**Available data:**

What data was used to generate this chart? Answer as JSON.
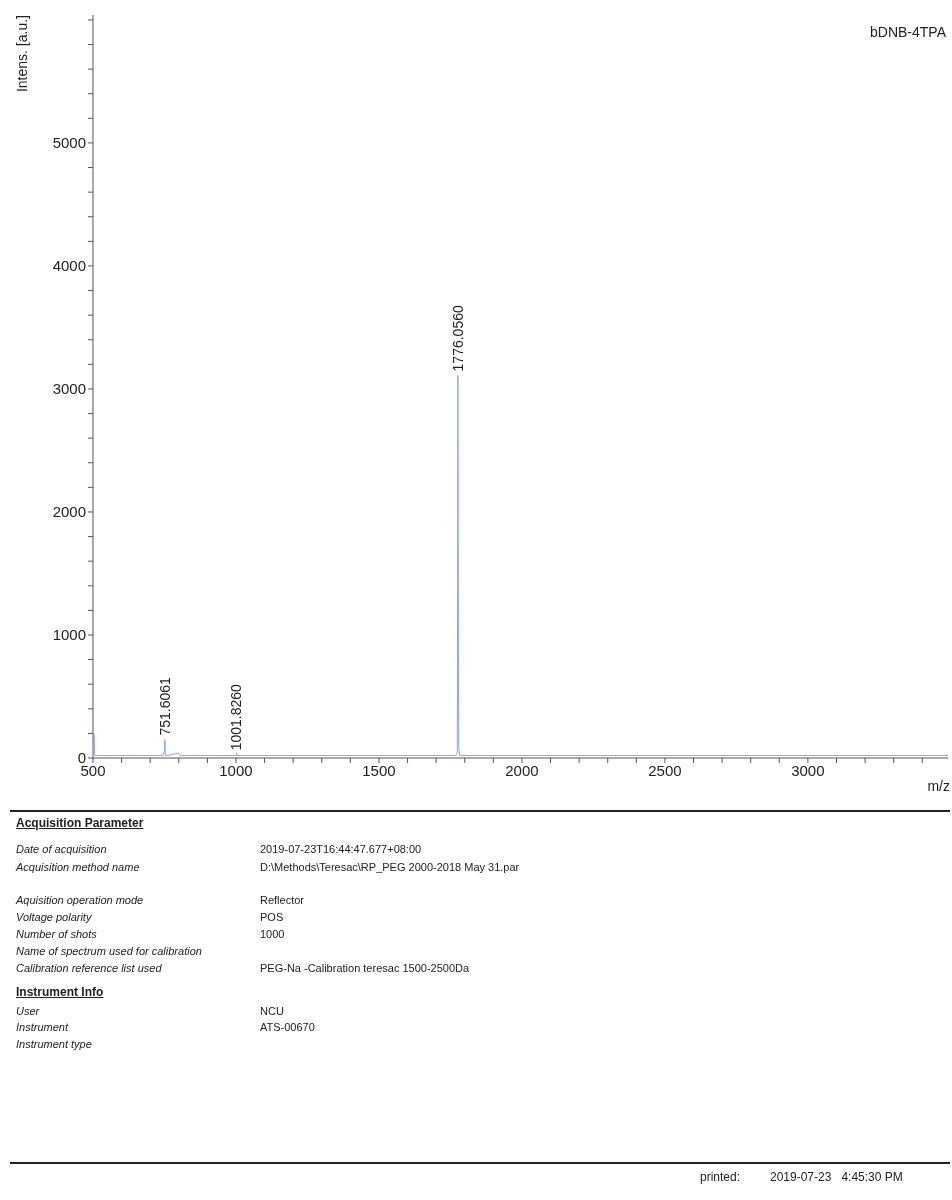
{
  "chart_data": {
    "type": "line",
    "title": "bDNB-4TPA",
    "xlabel": "m/z",
    "ylabel": "Intens. [a.u.]",
    "xlim": [
      500,
      3490
    ],
    "ylim": [
      0,
      6040
    ],
    "xticks": [
      500,
      {
        "value": 600,
        "label": null
      },
      {
        "value": 700,
        "label": null
      },
      {
        "value": 800,
        "label": null
      },
      {
        "value": 900,
        "label": null
      },
      1000,
      {
        "value": 1100,
        "label": null
      },
      {
        "value": 1200,
        "label": null
      },
      {
        "value": 1300,
        "label": null
      },
      {
        "value": 1400,
        "label": null
      },
      1500,
      {
        "value": 1600,
        "label": null
      },
      {
        "value": 1700,
        "label": null
      },
      {
        "value": 1800,
        "label": null
      },
      {
        "value": 1900,
        "label": null
      },
      2000,
      {
        "value": 2100,
        "label": null
      },
      {
        "value": 2200,
        "label": null
      },
      {
        "value": 2300,
        "label": null
      },
      {
        "value": 2400,
        "label": null
      },
      2500,
      {
        "value": 2600,
        "label": null
      },
      {
        "value": 2700,
        "label": null
      },
      {
        "value": 2800,
        "label": null
      },
      {
        "value": 2900,
        "label": null
      },
      3000,
      {
        "value": 3100,
        "label": null
      },
      {
        "value": 3200,
        "label": null
      },
      {
        "value": 3300,
        "label": null
      },
      {
        "value": 3400,
        "label": null
      }
    ],
    "yticks": [
      0,
      {
        "value": 200,
        "label": null
      },
      {
        "value": 400,
        "label": null
      },
      {
        "value": 600,
        "label": null
      },
      {
        "value": 800,
        "label": null
      },
      1000,
      {
        "value": 1200,
        "label": null
      },
      {
        "value": 1400,
        "label": null
      },
      {
        "value": 1600,
        "label": null
      },
      {
        "value": 1800,
        "label": null
      },
      2000,
      {
        "value": 2200,
        "label": null
      },
      {
        "value": 2400,
        "label": null
      },
      {
        "value": 2600,
        "label": null
      },
      {
        "value": 2800,
        "label": null
      },
      3000,
      {
        "value": 3200,
        "label": null
      },
      {
        "value": 3400,
        "label": null
      },
      {
        "value": 3600,
        "label": null
      },
      {
        "value": 3800,
        "label": null
      },
      4000,
      {
        "value": 4200,
        "label": null
      },
      {
        "value": 4400,
        "label": null
      },
      {
        "value": 4600,
        "label": null
      },
      {
        "value": 4800,
        "label": null
      },
      5000,
      {
        "value": 5200,
        "label": null
      },
      {
        "value": 5400,
        "label": null
      },
      {
        "value": 5600,
        "label": null
      },
      {
        "value": 5800,
        "label": null
      },
      {
        "value": 6000,
        "label": null
      }
    ],
    "grid": false,
    "series": [
      {
        "color": "#8aa6f2",
        "x": [
          504,
          506,
          550,
          600,
          650,
          700,
          745,
          750,
          751.6,
          753,
          760,
          800,
          805,
          850,
          900,
          950,
          1000,
          1001.8,
          1004,
          1100,
          1200,
          1300,
          1400,
          1500,
          1600,
          1700,
          1770,
          1774,
          1775,
          1776,
          1777,
          1778,
          1779,
          1782,
          1850,
          1900,
          2000,
          2100,
          2200,
          2300,
          2400,
          2500,
          2600,
          2700,
          2800,
          2900,
          3000,
          3100,
          3200,
          3300,
          3400,
          3490
        ],
        "values": [
          200,
          20,
          20,
          20,
          20,
          20,
          20,
          60,
          150,
          20,
          20,
          40,
          20,
          20,
          20,
          20,
          20,
          40,
          20,
          20,
          20,
          20,
          20,
          20,
          20,
          20,
          20,
          40,
          1450,
          3110,
          1950,
          650,
          100,
          20,
          20,
          20,
          20,
          20,
          20,
          20,
          20,
          20,
          20,
          20,
          20,
          20,
          20,
          20,
          20,
          20,
          20,
          20
        ]
      }
    ],
    "annotations": [
      {
        "text": "751.6061",
        "x": 751.6,
        "y": 150
      },
      {
        "text": "1001.8260",
        "x": 1001.8,
        "y": 30
      },
      {
        "text": "1776.0560",
        "x": 1776,
        "y": 3110
      },
      "Acquisition Parameter",
      "Date of acquisition",
      "2019-07-23T16:44:47.677+08:00",
      "Acquisition method name",
      "D:\\Methods\\Teresac\\RP_PEG 2000-2018 May 31.par",
      "Aquisition operation mode",
      "Reflector",
      "Voltage polarity",
      "POS",
      "Number of shots",
      "1000",
      "Name of spectrum used for calibration",
      "Calibration reference list used",
      "PEG-Na -Calibration teresac 1500-2500Da",
      "Instrument Info",
      "User",
      "NCU",
      "Instrument",
      "ATS-00670",
      "Instrument type",
      "printed:",
      "2019-07-23   4:45:30 PM"
    ]
  }
}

**Written exercise:**
Leave images out of the retyped records; keep all else exact.

**Exercise solution:**
What data was used to generate this chart? Answer as JSON.
{
  "chart_data": {
    "type": "line",
    "title": "bDNB-4TPA",
    "xlabel": "m/z",
    "ylabel": "Intens. [a.u.]",
    "xlim": [
      500,
      3490
    ],
    "ylim": [
      0,
      6040
    ],
    "xticks": [
      500,
      {
        "value": 600,
        "label": null
      },
      {
        "value": 700,
        "label": null
      },
      {
        "value": 800,
        "label": null
      },
      {
        "value": 900,
        "label": null
      },
      1000,
      {
        "value": 1100,
        "label": null
      },
      {
        "value": 1200,
        "label": null
      },
      {
        "value": 1300,
        "label": null
      },
      {
        "value": 1400,
        "label": null
      },
      1500,
      {
        "value": 1600,
        "label": null
      },
      {
        "value": 1700,
        "label": null
      },
      {
        "value": 1800,
        "label": null
      },
      {
        "value": 1900,
        "label": null
      },
      2000,
      {
        "value": 2100,
        "label": null
      },
      {
        "value": 2200,
        "label": null
      },
      {
        "value": 2300,
        "label": null
      },
      {
        "value": 2400,
        "label": null
      },
      2500,
      {
        "value": 2600,
        "label": null
      },
      {
        "value": 2700,
        "label": null
      },
      {
        "value": 2800,
        "label": null
      },
      {
        "value": 2900,
        "label": null
      },
      3000,
      {
        "value": 3100,
        "label": null
      },
      {
        "value": 3200,
        "label": null
      },
      {
        "value": 3300,
        "label": null
      },
      {
        "value": 3400,
        "label": null
      }
    ],
    "yticks": [
      0,
      {
        "value": 200,
        "label": null
      },
      {
        "value": 400,
        "label": null
      },
      {
        "value": 600,
        "label": null
      },
      {
        "value": 800,
        "label": null
      },
      1000,
      {
        "value": 1200,
        "label": null
      },
      {
        "value": 1400,
        "label": null
      },
      {
        "value": 1600,
        "label": null
      },
      {
        "value": 1800,
        "label": null
      },
      2000,
      {
        "value": 2200,
        "label": null
      },
      {
        "value": 2400,
        "label": null
      },
      {
        "value": 2600,
        "label": null
      },
      {
        "value": 2800,
        "label": null
      },
      3000,
      {
        "value": 3200,
        "label": null
      },
      {
        "value": 3400,
        "label": null
      },
      {
        "value": 3600,
        "label": null
      },
      {
        "value": 3800,
        "label": null
      },
      4000,
      {
        "value": 4200,
        "label": null
      },
      {
        "value": 4400,
        "label": null
      },
      {
        "value": 4600,
        "label": null
      },
      {
        "value": 4800,
        "label": null
      },
      5000,
      {
        "value": 5200,
        "label": null
      },
      {
        "value": 5400,
        "label": null
      },
      {
        "value": 5600,
        "label": null
      },
      {
        "value": 5800,
        "label": null
      },
      {
        "value": 6000,
        "label": null
      }
    ],
    "grid": false,
    "series": [
      {
        "color": "#8aa6f2",
        "x": [
          504,
          506,
          550,
          600,
          650,
          700,
          745,
          750,
          751.6,
          753,
          760,
          800,
          805,
          850,
          900,
          950,
          1000,
          1001.8,
          1004,
          1100,
          1200,
          1300,
          1400,
          1500,
          1600,
          1700,
          1770,
          1774,
          1775,
          1776,
          1777,
          1778,
          1779,
          1782,
          1850,
          1900,
          2000,
          2100,
          2200,
          2300,
          2400,
          2500,
          2600,
          2700,
          2800,
          2900,
          3000,
          3100,
          3200,
          3300,
          3400,
          3490
        ],
        "values": [
          200,
          20,
          20,
          20,
          20,
          20,
          20,
          60,
          150,
          20,
          20,
          40,
          20,
          20,
          20,
          20,
          20,
          40,
          20,
          20,
          20,
          20,
          20,
          20,
          20,
          20,
          20,
          40,
          1450,
          3110,
          1950,
          650,
          100,
          20,
          20,
          20,
          20,
          20,
          20,
          20,
          20,
          20,
          20,
          20,
          20,
          20,
          20,
          20,
          20,
          20,
          20,
          20
        ]
      }
    ],
    "annotations": [
      {
        "text": "751.6061",
        "x": 751.6,
        "y": 150
      },
      {
        "text": "1001.8260",
        "x": 1001.8,
        "y": 30
      },
      {
        "text": "1776.0560",
        "x": 1776,
        "y": 3110
      },
      "Acquisition Parameter",
      "Date of acquisition",
      "2019-07-23T16:44:47.677+08:00",
      "Acquisition method name",
      "D:\\Methods\\Teresac\\RP_PEG 2000-2018 May 31.par",
      "Aquisition operation mode",
      "Reflector",
      "Voltage polarity",
      "POS",
      "Number of shots",
      "1000",
      "Name of spectrum used for calibration",
      "Calibration reference list used",
      "PEG-Na -Calibration teresac 1500-2500Da",
      "Instrument Info",
      "User",
      "NCU",
      "Instrument",
      "ATS-00670",
      "Instrument type",
      "printed:",
      "2019-07-23   4:45:30 PM"
    ]
  }
}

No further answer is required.